> Stated exercise: Gather all lines in the data that hold the string "name".

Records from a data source
──────────

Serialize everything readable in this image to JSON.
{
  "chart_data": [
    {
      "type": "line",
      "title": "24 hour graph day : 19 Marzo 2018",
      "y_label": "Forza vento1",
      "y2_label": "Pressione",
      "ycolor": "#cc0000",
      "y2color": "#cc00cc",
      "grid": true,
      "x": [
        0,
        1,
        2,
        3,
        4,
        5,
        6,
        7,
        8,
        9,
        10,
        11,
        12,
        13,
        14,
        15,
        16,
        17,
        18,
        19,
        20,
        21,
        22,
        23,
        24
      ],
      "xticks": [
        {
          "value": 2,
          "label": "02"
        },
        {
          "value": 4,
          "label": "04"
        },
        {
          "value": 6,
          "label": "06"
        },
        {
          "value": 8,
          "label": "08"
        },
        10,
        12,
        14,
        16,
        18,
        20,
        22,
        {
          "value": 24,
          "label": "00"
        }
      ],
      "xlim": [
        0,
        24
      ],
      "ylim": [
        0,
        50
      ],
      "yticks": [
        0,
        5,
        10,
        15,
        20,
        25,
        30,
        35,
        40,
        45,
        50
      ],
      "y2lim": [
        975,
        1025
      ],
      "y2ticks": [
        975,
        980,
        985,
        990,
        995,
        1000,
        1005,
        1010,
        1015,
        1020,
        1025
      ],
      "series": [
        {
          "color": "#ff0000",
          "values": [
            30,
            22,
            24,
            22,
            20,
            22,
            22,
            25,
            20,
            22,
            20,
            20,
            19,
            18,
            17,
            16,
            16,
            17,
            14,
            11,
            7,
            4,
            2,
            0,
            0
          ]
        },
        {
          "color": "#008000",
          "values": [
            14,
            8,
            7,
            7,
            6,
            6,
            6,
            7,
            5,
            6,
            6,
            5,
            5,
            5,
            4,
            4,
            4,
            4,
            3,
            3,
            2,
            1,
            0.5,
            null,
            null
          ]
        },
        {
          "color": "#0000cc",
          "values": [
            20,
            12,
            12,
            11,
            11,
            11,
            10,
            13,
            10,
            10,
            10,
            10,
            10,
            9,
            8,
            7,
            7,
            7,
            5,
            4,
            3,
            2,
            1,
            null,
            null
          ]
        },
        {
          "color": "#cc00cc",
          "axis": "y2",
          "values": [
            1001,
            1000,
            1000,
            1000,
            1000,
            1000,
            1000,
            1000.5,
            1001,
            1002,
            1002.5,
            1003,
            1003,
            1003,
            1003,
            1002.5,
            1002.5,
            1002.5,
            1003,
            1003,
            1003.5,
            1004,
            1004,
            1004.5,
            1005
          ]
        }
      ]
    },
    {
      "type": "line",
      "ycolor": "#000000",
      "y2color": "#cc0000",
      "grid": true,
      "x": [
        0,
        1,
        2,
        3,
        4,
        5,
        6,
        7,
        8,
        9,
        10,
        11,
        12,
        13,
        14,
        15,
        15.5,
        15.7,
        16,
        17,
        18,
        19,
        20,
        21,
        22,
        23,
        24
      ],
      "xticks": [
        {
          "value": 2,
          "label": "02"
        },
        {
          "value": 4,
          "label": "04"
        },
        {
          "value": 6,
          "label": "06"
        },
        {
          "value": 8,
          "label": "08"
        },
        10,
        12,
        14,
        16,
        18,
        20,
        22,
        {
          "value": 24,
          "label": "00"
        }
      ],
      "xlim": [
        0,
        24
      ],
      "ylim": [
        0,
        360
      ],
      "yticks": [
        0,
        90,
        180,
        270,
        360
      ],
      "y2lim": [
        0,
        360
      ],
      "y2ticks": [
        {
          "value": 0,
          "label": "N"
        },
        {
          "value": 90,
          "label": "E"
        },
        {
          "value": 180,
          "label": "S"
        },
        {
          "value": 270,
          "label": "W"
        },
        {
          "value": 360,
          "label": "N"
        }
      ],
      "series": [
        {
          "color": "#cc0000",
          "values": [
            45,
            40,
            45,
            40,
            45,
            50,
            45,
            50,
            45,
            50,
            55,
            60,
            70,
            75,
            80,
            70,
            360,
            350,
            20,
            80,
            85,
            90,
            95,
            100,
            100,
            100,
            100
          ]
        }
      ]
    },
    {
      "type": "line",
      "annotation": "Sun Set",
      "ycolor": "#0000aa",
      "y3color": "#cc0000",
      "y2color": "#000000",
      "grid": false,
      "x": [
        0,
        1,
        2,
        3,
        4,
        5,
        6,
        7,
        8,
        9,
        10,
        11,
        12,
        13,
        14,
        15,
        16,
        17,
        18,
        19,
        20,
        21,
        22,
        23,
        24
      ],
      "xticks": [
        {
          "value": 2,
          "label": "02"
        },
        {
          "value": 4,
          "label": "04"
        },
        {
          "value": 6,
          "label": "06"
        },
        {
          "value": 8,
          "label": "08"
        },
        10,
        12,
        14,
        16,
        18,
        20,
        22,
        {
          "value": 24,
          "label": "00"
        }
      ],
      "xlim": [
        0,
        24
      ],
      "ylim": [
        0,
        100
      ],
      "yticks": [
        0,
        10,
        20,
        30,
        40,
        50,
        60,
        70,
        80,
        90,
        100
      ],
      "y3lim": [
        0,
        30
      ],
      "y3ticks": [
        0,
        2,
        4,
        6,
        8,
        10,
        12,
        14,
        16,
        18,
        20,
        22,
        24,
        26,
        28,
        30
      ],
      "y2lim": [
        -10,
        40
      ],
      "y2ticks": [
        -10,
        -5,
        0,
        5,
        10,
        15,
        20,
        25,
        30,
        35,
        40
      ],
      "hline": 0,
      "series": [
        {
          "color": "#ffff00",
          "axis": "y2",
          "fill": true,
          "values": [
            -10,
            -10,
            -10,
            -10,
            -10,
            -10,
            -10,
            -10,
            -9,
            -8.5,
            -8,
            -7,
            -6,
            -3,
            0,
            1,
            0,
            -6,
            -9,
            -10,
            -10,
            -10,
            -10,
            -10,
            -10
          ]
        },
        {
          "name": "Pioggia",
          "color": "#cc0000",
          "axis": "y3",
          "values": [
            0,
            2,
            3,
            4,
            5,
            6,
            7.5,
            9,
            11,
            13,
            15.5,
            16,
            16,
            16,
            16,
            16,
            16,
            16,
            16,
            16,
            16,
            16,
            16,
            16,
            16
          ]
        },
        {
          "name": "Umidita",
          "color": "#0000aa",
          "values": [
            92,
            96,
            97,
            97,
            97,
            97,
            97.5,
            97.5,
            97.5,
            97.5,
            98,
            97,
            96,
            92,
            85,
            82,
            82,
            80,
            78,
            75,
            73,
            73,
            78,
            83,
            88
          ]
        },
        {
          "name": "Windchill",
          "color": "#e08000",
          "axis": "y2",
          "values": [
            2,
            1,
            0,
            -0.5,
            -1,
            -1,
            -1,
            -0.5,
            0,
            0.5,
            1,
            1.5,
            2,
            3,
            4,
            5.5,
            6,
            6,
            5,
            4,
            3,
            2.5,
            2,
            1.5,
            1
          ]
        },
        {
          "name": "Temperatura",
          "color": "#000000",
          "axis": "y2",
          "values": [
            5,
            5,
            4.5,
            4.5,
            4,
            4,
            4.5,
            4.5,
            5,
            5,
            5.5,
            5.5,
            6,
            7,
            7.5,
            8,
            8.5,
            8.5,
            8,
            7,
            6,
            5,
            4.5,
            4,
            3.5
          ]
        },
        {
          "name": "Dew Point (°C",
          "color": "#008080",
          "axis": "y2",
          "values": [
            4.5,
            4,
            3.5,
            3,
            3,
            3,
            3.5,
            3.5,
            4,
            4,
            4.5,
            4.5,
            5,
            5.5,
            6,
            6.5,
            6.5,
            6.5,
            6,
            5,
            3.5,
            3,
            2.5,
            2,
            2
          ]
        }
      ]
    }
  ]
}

──────────

> Complete answer:
          "name": "Pioggia",
          "name": "Umidita",
          "name": "Windchill",
          "name": "Temperatura",
          "name": "Dew Point (°C",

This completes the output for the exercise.